▸ PROMPT 1:
According to the comments on paying off a mortgage, in about how many years did the first writer pay off a 25-year loan?
▸ PROMPT 2:
Repeat the passage of the mortgage comments that begins at the words "I paid a 25" and stop after the words "cars or vacations.".
▸ PROMPT 3:
Carry on the comments about paying off a mortgage from the point where they stop.

▸ PAGE EXTRACT:
═══
I paid a 25 year off in about 12 years. I paid fortnightly then when interest went down i still paid the higher rate. Also any extra payments from my company went totally to the mortgage automatically. Then for the last payment i made a few months payments in one hit. I also didn't waste money on new cars or vacations.
Congrats, thats an incredible achievement! That is another secret that people dont really realise, when the rates (eventually) go back down you can keep the repayments higher to pay it off quicker. Equally when you refinance you can do the same. If you were paying 7% interest rate, and refinance to 6.20% you keep making the higher repayments even though your rate is lower! I like this calculator which displays it clearly moneysmart.gov.au/home-loans/mortgage-switching-calculator Congrats again and thank you so much for watching!!!
═══
(Saved entries)

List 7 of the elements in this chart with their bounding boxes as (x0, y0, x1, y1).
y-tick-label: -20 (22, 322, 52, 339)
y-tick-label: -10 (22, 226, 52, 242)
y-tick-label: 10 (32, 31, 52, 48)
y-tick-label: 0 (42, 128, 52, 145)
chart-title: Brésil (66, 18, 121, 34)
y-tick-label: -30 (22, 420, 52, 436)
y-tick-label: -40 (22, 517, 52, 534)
═══
▸ EXERCISE RESPONSE 1:
About 12 years.

▸ EXERCISE RESPONSE 2:
I paid a 25 year off in about 12 years. I paid fortnightly then when interest went down i still paid the higher rate. Also any extra payments from my company went totally to the mortgage automatically. Then for the last payment i made a few months payments in one hit. I also didn't waste money on new cars or vacations.

▸ EXERCISE RESPONSE 3:
@lilimeza4017 When the mortgage was set up it was done as an automatic deduction from my fortnightly pay. This automatic deduction looked at all money not just pay that came from anywhere When paid other extra, the bank would see as my normal pay, and as it was less than my normal pay and mortgage payment, they would take the lot. The interest went high early on, and they would automatically adjust up each time but when it went down I had to adjust but I didn't. Just kept paying the same. Any birthday, Christmas presents also got paid in. I didn't spend on new cars , still got my 2005 lancer. The only renovation was a bathroom cabinet $ 3000 because it fell apart. Never went on vacation or out so money was building in bank. Paying the house was priority did nothing else. Eventually took cash from bank and paid in bulk. Basically I didn't plan or do anything deliberately. I'm lazy and a bit mean. The mortgage was $ 100000, which is low by today's standard.
Yes, you're correct! Making more frequent payments, such as monthly, is generally better than making a lump sum payment at the end of the year because it reduces the principal balance more regularly. This, in turn, decreases the amount of interest you're charged over the life of the loan. Since interest is calculated on the outstanding balance of the loan, reducing the principal more frequently means you'll be charged less interest.
Definelty don't lump sum it, if you have an offset or redraw ensure almost every penny sits in it. Leave yourself money in smart access for the necessities only.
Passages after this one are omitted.